| PAGE EXCERPT |
# # # # #

French women's much admired skill in tying scarves and not getting fat might make us dream, but it is not helping them economically, during their working years or after:
France ranks 46th in the World Economic Forum’s 2010 gender equality report, trailing the United States, most of Europe, but also Kazakhstan and Jamaica.
Eighty-two percent of French women aged 25-49 work, many of them full-time, but 82 percent of parliamentary seats are occupied by men.
French women earn 26 percent less than men but spend twice as much time on domestic tasks.
They have the most babies in Europe, but are also the biggest consumers of anti-depressants.
These are just some of the depressing statistics Katrin Bennhold cites in her must-read NYT's article: Where Having it All Does Not Mean Having Equality.
- Forty percent of French mothers undergo a career change within a year of giving birth, compared with 6 percent of men. Both parents have the right to take time off or reduce their hours until the child turns three — but 97 percent of those who do are women.
- Women spend on average five hours and one minute per day on childcare and domestic tasks, while men spend two hours and seven minutes, according to the national statistics office Insee.

# # # # #

Document layout detection data:
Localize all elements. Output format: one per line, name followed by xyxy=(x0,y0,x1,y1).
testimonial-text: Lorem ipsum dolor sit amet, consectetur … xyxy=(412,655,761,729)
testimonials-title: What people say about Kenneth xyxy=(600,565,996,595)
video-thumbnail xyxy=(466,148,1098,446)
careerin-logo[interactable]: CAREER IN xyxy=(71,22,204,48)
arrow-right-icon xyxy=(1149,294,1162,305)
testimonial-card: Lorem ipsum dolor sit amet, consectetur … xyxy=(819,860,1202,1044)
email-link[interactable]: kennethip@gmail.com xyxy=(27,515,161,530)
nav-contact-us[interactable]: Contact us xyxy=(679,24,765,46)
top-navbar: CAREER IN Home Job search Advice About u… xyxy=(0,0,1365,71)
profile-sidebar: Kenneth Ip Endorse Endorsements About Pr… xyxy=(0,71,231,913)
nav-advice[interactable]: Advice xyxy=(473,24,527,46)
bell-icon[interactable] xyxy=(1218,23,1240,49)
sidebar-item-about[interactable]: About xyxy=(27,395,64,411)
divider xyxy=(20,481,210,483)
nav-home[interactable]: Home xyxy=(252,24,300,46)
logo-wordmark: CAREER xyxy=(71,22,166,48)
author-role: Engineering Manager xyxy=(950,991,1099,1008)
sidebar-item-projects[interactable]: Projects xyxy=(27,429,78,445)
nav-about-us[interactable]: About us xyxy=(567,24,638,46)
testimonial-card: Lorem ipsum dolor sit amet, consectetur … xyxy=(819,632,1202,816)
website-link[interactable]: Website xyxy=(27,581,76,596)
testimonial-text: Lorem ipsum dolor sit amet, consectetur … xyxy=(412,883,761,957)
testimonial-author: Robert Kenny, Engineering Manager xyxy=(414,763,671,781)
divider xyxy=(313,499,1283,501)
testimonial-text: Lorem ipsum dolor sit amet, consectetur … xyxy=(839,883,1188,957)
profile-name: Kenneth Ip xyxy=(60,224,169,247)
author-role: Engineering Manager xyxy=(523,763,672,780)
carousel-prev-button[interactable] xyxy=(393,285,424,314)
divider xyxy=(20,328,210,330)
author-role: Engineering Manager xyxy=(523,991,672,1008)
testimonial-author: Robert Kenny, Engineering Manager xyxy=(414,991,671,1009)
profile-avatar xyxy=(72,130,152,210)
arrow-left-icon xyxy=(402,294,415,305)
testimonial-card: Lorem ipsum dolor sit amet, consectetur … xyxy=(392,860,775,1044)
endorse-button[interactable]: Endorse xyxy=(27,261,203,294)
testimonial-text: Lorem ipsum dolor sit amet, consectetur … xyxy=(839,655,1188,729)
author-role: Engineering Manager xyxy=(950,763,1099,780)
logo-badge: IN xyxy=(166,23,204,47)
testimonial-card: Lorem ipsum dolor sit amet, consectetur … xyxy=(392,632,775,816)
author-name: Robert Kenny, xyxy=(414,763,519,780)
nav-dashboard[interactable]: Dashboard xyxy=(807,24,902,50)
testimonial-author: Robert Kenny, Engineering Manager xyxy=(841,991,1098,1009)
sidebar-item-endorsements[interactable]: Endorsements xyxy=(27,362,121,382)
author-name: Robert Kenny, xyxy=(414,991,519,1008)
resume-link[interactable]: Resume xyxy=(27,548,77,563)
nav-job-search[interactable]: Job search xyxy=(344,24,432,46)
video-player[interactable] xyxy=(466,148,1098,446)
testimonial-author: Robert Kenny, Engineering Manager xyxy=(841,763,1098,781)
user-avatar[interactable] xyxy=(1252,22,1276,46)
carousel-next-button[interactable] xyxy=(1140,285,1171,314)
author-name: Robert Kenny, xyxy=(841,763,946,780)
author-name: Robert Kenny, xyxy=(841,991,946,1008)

# # # # #

| PROMPT |
In the text on French women's economic position, where does France rank in the World Economic Forum's 2010 gender equality report?

| RESULT OF THE EXERCISE |
46th